Stored data:
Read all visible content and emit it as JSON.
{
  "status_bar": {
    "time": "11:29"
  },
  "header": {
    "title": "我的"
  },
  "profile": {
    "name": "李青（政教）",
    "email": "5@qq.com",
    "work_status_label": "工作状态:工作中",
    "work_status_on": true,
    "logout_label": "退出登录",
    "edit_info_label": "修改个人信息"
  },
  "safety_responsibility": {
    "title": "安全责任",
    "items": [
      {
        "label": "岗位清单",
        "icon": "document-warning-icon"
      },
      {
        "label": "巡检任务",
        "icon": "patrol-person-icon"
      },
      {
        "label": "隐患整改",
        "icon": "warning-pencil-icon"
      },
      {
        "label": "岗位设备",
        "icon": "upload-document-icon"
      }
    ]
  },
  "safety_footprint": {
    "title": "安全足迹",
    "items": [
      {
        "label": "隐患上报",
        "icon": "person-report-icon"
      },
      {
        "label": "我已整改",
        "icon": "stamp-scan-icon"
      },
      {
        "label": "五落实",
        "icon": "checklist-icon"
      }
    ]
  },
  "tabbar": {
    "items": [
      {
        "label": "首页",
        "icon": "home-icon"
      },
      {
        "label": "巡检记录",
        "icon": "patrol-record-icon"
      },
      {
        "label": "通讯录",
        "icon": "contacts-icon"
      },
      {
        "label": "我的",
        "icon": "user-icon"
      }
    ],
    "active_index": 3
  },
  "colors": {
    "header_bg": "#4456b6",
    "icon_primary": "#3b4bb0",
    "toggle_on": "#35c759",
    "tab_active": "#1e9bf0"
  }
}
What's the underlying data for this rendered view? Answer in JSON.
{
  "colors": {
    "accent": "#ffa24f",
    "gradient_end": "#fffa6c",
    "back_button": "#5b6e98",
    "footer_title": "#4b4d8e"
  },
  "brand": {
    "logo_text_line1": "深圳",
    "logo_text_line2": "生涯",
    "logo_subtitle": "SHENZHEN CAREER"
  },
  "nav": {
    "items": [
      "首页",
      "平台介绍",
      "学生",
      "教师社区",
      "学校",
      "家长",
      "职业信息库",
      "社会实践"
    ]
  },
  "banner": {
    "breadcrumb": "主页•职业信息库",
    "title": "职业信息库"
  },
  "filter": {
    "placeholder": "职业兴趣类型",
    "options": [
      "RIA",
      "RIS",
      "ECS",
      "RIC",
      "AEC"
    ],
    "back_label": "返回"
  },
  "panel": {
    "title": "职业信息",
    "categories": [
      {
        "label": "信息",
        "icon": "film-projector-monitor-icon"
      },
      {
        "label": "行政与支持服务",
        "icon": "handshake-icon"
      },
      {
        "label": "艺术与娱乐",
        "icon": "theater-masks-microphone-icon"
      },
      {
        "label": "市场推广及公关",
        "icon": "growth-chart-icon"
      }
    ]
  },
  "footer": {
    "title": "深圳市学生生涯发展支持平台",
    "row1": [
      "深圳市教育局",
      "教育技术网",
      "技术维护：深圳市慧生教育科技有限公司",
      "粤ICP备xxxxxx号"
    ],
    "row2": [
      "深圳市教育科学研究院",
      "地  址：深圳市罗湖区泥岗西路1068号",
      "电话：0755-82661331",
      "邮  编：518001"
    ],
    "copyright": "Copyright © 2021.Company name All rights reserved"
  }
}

To be done => Exactly reproduce the material above.

Result for this exercise =>
Read all visible content and emit it as JSON.
{
  "status_bar": {
    "time": "11:29"
  },
  "header": {
    "title": "我的"
  },
  "profile": {
    "name": "李青（政教）",
    "email": "5@qq.com",
    "work_status_label": "工作状态:工作中",
    "work_status_on": true,
    "logout_label": "退出登录",
    "edit_info_label": "修改个人信息"
  },
  "safety_responsibility": {
    "title": "安全责任",
    "items": [
      {
        "label": "岗位清单",
        "icon": "document-warning-icon"
      },
      {
        "label": "巡检任务",
        "icon": "patrol-person-icon"
      },
      {
        "label": "隐患整改",
        "icon": "warning-pencil-icon"
      },
      {
        "label": "岗位设备",
        "icon": "upload-document-icon"
      }
    ]
  },
  "safety_footprint": {
    "title": "安全足迹",
    "items": [
      {
        "label": "隐患上报",
        "icon": "person-report-icon"
      },
      {
        "label": "我已整改",
        "icon": "stamp-scan-icon"
      },
      {
        "label": "五落实",
        "icon": "checklist-icon"
      }
    ]
  },
  "tabbar": {
    "items": [
      {
        "label": "首页",
        "icon": "home-icon"
      },
      {
        "label": "巡检记录",
        "icon": "patrol-record-icon"
      },
      {
        "label": "通讯录",
        "icon": "contacts-icon"
      },
      {
        "label": "我的",
        "icon": "user-icon"
      }
    ],
    "active_index": 3
  },
  "colors": {
    "header_bg": "#4456b6",
    "icon_primary": "#3b4bb0",
    "toggle_on": "#35c759",
    "tab_active": "#1e9bf0"
  }
}
What's the underlying data for this rendered view? Answer in JSON.
{
  "colors": {
    "accent": "#ffa24f",
    "gradient_end": "#fffa6c",
    "back_button": "#5b6e98",
    "footer_title": "#4b4d8e"
  },
  "brand": {
    "logo_text_line1": "深圳",
    "logo_text_line2": "生涯",
    "logo_subtitle": "SHENZHEN CAREER"
  },
  "nav": {
    "items": [
      "首页",
      "平台介绍",
      "学生",
      "教师社区",
      "学校",
      "家长",
      "职业信息库",
      "社会实践"
    ]
  },
  "banner": {
    "breadcrumb": "主页•职业信息库",
    "title": "职业信息库"
  },
  "filter": {
    "placeholder": "职业兴趣类型",
    "options": [
      "RIA",
      "RIS",
      "ECS",
      "RIC",
      "AEC"
    ],
    "back_label": "返回"
  },
  "panel": {
    "title": "职业信息",
    "categories": [
      {
        "label": "信息",
        "icon": "film-projector-monitor-icon"
      },
      {
        "label": "行政与支持服务",
        "icon": "handshake-icon"
      },
      {
        "label": "艺术与娱乐",
        "icon": "theater-masks-microphone-icon"
      },
      {
        "label": "市场推广及公关",
        "icon": "growth-chart-icon"
      }
    ]
  },
  "footer": {
    "title": "深圳市学生生涯发展支持平台",
    "row1": [
      "深圳市教育局",
      "教育技术网",
      "技术维护：深圳市慧生教育科技有限公司",
      "粤ICP备xxxxxx号"
    ],
    "row2": [
      "深圳市教育科学研究院",
      "地  址：深圳市罗湖区泥岗西路1068号",
      "电话：0755-82661331",
      "邮  编：518001"
    ],
    "copyright": "Copyright © 2021.Company name All rights reserved"
  }
}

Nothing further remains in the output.